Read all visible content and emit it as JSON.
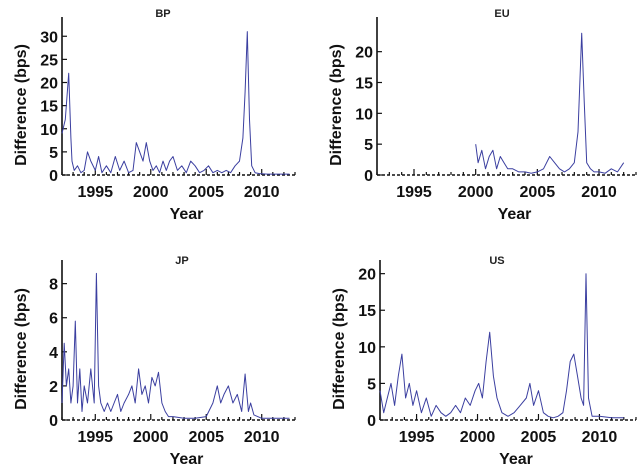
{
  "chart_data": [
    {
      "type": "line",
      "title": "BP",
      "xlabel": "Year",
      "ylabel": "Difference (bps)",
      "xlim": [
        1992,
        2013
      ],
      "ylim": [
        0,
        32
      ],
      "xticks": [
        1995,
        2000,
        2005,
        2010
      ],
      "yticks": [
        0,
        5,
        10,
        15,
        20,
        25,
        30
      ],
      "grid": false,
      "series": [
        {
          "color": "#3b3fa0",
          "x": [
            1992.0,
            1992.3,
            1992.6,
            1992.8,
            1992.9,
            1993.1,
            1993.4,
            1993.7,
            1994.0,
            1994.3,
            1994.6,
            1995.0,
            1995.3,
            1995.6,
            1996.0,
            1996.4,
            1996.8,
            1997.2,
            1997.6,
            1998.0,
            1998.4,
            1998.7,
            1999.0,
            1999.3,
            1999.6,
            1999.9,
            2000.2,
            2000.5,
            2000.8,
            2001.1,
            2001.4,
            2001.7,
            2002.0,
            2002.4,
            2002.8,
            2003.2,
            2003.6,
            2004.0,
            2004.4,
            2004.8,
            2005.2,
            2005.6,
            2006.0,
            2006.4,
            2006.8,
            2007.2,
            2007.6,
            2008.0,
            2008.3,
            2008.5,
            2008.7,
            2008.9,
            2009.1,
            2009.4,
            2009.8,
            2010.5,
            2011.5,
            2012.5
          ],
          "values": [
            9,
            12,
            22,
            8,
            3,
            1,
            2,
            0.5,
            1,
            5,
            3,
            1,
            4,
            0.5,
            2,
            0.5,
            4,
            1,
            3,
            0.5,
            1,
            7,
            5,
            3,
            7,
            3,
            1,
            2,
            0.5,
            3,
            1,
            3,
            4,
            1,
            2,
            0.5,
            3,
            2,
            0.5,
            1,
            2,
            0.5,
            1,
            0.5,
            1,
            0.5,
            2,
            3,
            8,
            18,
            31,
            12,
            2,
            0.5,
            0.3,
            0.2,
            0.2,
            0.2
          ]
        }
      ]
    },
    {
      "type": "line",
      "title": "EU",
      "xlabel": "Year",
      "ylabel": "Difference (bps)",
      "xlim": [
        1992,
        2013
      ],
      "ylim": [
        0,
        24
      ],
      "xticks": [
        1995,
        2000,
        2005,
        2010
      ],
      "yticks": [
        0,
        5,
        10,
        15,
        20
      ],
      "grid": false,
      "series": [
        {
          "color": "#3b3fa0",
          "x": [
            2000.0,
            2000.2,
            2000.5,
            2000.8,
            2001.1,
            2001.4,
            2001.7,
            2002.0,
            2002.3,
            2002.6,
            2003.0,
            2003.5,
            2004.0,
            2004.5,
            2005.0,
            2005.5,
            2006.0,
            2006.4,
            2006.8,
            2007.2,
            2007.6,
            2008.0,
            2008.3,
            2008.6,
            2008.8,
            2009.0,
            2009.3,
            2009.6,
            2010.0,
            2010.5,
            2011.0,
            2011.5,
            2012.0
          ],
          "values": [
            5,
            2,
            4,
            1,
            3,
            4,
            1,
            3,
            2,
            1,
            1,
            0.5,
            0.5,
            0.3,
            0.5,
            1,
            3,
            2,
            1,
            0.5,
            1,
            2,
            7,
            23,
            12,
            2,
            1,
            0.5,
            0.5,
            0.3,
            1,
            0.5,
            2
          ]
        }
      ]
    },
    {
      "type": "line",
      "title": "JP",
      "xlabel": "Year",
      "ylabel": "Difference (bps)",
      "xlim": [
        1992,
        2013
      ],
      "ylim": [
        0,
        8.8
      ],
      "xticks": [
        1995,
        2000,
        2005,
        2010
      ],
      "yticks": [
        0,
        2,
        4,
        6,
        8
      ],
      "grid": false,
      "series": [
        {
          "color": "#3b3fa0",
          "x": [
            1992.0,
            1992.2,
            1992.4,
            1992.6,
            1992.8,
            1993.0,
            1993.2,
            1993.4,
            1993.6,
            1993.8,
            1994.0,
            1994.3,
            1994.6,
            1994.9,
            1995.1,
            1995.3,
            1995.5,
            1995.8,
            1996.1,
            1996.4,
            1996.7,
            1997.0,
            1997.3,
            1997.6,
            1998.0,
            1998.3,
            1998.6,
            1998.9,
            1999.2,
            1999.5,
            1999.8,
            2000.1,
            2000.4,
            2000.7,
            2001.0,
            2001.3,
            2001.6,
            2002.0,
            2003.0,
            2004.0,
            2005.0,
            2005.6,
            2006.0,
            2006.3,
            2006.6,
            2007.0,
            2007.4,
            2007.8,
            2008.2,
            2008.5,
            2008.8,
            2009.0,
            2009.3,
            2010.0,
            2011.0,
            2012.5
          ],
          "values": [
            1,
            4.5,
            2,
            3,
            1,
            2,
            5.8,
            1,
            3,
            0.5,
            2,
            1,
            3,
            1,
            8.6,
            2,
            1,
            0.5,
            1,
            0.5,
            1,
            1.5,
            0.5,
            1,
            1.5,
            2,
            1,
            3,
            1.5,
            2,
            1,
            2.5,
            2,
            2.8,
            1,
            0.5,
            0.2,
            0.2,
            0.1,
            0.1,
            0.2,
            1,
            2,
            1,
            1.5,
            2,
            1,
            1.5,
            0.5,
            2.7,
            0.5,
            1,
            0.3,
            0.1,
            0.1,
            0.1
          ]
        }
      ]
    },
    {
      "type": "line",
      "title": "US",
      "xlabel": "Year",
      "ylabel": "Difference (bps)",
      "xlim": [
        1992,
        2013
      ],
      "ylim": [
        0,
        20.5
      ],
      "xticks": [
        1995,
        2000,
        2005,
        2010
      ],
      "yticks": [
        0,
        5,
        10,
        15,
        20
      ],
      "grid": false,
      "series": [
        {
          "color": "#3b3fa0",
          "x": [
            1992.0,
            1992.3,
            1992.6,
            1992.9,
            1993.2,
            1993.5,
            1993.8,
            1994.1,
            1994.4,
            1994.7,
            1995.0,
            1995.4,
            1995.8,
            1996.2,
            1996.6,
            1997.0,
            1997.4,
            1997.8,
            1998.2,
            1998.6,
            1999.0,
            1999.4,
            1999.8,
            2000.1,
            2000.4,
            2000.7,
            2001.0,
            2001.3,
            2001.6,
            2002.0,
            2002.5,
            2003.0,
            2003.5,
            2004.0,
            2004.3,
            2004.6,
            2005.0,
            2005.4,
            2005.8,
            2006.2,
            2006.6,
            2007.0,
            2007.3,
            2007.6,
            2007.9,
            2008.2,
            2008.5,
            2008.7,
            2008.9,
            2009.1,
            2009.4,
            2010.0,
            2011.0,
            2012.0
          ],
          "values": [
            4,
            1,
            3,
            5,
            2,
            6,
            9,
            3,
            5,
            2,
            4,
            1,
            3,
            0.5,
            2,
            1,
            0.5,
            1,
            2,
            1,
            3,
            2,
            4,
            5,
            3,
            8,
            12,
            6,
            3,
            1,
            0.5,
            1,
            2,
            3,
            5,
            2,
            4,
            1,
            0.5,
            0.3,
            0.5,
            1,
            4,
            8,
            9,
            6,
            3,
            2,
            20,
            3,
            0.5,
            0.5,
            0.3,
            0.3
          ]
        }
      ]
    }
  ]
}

*-*-*

Print the whole listing above once more, word for word, without its pictures.

> **Problem solution**:
Read all visible content and emit it as JSON.
{
  "chart_data": [
    {
      "type": "line",
      "title": "BP",
      "xlabel": "Year",
      "ylabel": "Difference (bps)",
      "xlim": [
        1992,
        2013
      ],
      "ylim": [
        0,
        32
      ],
      "xticks": [
        1995,
        2000,
        2005,
        2010
      ],
      "yticks": [
        0,
        5,
        10,
        15,
        20,
        25,
        30
      ],
      "grid": false,
      "series": [
        {
          "color": "#3b3fa0",
          "x": [
            1992.0,
            1992.3,
            1992.6,
            1992.8,
            1992.9,
            1993.1,
            1993.4,
            1993.7,
            1994.0,
            1994.3,
            1994.6,
            1995.0,
            1995.3,
            1995.6,
            1996.0,
            1996.4,
            1996.8,
            1997.2,
            1997.6,
            1998.0,
            1998.4,
            1998.7,
            1999.0,
            1999.3,
            1999.6,
            1999.9,
            2000.2,
            2000.5,
            2000.8,
            2001.1,
            2001.4,
            2001.7,
            2002.0,
            2002.4,
            2002.8,
            2003.2,
            2003.6,
            2004.0,
            2004.4,
            2004.8,
            2005.2,
            2005.6,
            2006.0,
            2006.4,
            2006.8,
            2007.2,
            2007.6,
            2008.0,
            2008.3,
            2008.5,
            2008.7,
            2008.9,
            2009.1,
            2009.4,
            2009.8,
            2010.5,
            2011.5,
            2012.5
          ],
          "values": [
            9,
            12,
            22,
            8,
            3,
            1,
            2,
            0.5,
            1,
            5,
            3,
            1,
            4,
            0.5,
            2,
            0.5,
            4,
            1,
            3,
            0.5,
            1,
            7,
            5,
            3,
            7,
            3,
            1,
            2,
            0.5,
            3,
            1,
            3,
            4,
            1,
            2,
            0.5,
            3,
            2,
            0.5,
            1,
            2,
            0.5,
            1,
            0.5,
            1,
            0.5,
            2,
            3,
            8,
            18,
            31,
            12,
            2,
            0.5,
            0.3,
            0.2,
            0.2,
            0.2
          ]
        }
      ]
    },
    {
      "type": "line",
      "title": "EU",
      "xlabel": "Year",
      "ylabel": "Difference (bps)",
      "xlim": [
        1992,
        2013
      ],
      "ylim": [
        0,
        24
      ],
      "xticks": [
        1995,
        2000,
        2005,
        2010
      ],
      "yticks": [
        0,
        5,
        10,
        15,
        20
      ],
      "grid": false,
      "series": [
        {
          "color": "#3b3fa0",
          "x": [
            2000.0,
            2000.2,
            2000.5,
            2000.8,
            2001.1,
            2001.4,
            2001.7,
            2002.0,
            2002.3,
            2002.6,
            2003.0,
            2003.5,
            2004.0,
            2004.5,
            2005.0,
            2005.5,
            2006.0,
            2006.4,
            2006.8,
            2007.2,
            2007.6,
            2008.0,
            2008.3,
            2008.6,
            2008.8,
            2009.0,
            2009.3,
            2009.6,
            2010.0,
            2010.5,
            2011.0,
            2011.5,
            2012.0
          ],
          "values": [
            5,
            2,
            4,
            1,
            3,
            4,
            1,
            3,
            2,
            1,
            1,
            0.5,
            0.5,
            0.3,
            0.5,
            1,
            3,
            2,
            1,
            0.5,
            1,
            2,
            7,
            23,
            12,
            2,
            1,
            0.5,
            0.5,
            0.3,
            1,
            0.5,
            2
          ]
        }
      ]
    },
    {
      "type": "line",
      "title": "JP",
      "xlabel": "Year",
      "ylabel": "Difference (bps)",
      "xlim": [
        1992,
        2013
      ],
      "ylim": [
        0,
        8.8
      ],
      "xticks": [
        1995,
        2000,
        2005,
        2010
      ],
      "yticks": [
        0,
        2,
        4,
        6,
        8
      ],
      "grid": false,
      "series": [
        {
          "color": "#3b3fa0",
          "x": [
            1992.0,
            1992.2,
            1992.4,
            1992.6,
            1992.8,
            1993.0,
            1993.2,
            1993.4,
            1993.6,
            1993.8,
            1994.0,
            1994.3,
            1994.6,
            1994.9,
            1995.1,
            1995.3,
            1995.5,
            1995.8,
            1996.1,
            1996.4,
            1996.7,
            1997.0,
            1997.3,
            1997.6,
            1998.0,
            1998.3,
            1998.6,
            1998.9,
            1999.2,
            1999.5,
            1999.8,
            2000.1,
            2000.4,
            2000.7,
            2001.0,
            2001.3,
            2001.6,
            2002.0,
            2003.0,
            2004.0,
            2005.0,
            2005.6,
            2006.0,
            2006.3,
            2006.6,
            2007.0,
            2007.4,
            2007.8,
            2008.2,
            2008.5,
            2008.8,
            2009.0,
            2009.3,
            2010.0,
            2011.0,
            2012.5
          ],
          "values": [
            1,
            4.5,
            2,
            3,
            1,
            2,
            5.8,
            1,
            3,
            0.5,
            2,
            1,
            3,
            1,
            8.6,
            2,
            1,
            0.5,
            1,
            0.5,
            1,
            1.5,
            0.5,
            1,
            1.5,
            2,
            1,
            3,
            1.5,
            2,
            1,
            2.5,
            2,
            2.8,
            1,
            0.5,
            0.2,
            0.2,
            0.1,
            0.1,
            0.2,
            1,
            2,
            1,
            1.5,
            2,
            1,
            1.5,
            0.5,
            2.7,
            0.5,
            1,
            0.3,
            0.1,
            0.1,
            0.1
          ]
        }
      ]
    },
    {
      "type": "line",
      "title": "US",
      "xlabel": "Year",
      "ylabel": "Difference (bps)",
      "xlim": [
        1992,
        2013
      ],
      "ylim": [
        0,
        20.5
      ],
      "xticks": [
        1995,
        2000,
        2005,
        2010
      ],
      "yticks": [
        0,
        5,
        10,
        15,
        20
      ],
      "grid": false,
      "series": [
        {
          "color": "#3b3fa0",
          "x": [
            1992.0,
            1992.3,
            1992.6,
            1992.9,
            1993.2,
            1993.5,
            1993.8,
            1994.1,
            1994.4,
            1994.7,
            1995.0,
            1995.4,
            1995.8,
            1996.2,
            1996.6,
            1997.0,
            1997.4,
            1997.8,
            1998.2,
            1998.6,
            1999.0,
            1999.4,
            1999.8,
            2000.1,
            2000.4,
            2000.7,
            2001.0,
            2001.3,
            2001.6,
            2002.0,
            2002.5,
            2003.0,
            2003.5,
            2004.0,
            2004.3,
            2004.6,
            2005.0,
            2005.4,
            2005.8,
            2006.2,
            2006.6,
            2007.0,
            2007.3,
            2007.6,
            2007.9,
            2008.2,
            2008.5,
            2008.7,
            2008.9,
            2009.1,
            2009.4,
            2010.0,
            2011.0,
            2012.0
          ],
          "values": [
            4,
            1,
            3,
            5,
            2,
            6,
            9,
            3,
            5,
            2,
            4,
            1,
            3,
            0.5,
            2,
            1,
            0.5,
            1,
            2,
            1,
            3,
            2,
            4,
            5,
            3,
            8,
            12,
            6,
            3,
            1,
            0.5,
            1,
            2,
            3,
            5,
            2,
            4,
            1,
            0.5,
            0.3,
            0.5,
            1,
            4,
            8,
            9,
            6,
            3,
            2,
            20,
            3,
            0.5,
            0.5,
            0.3,
            0.3
          ]
        }
      ]
    }
  ]
}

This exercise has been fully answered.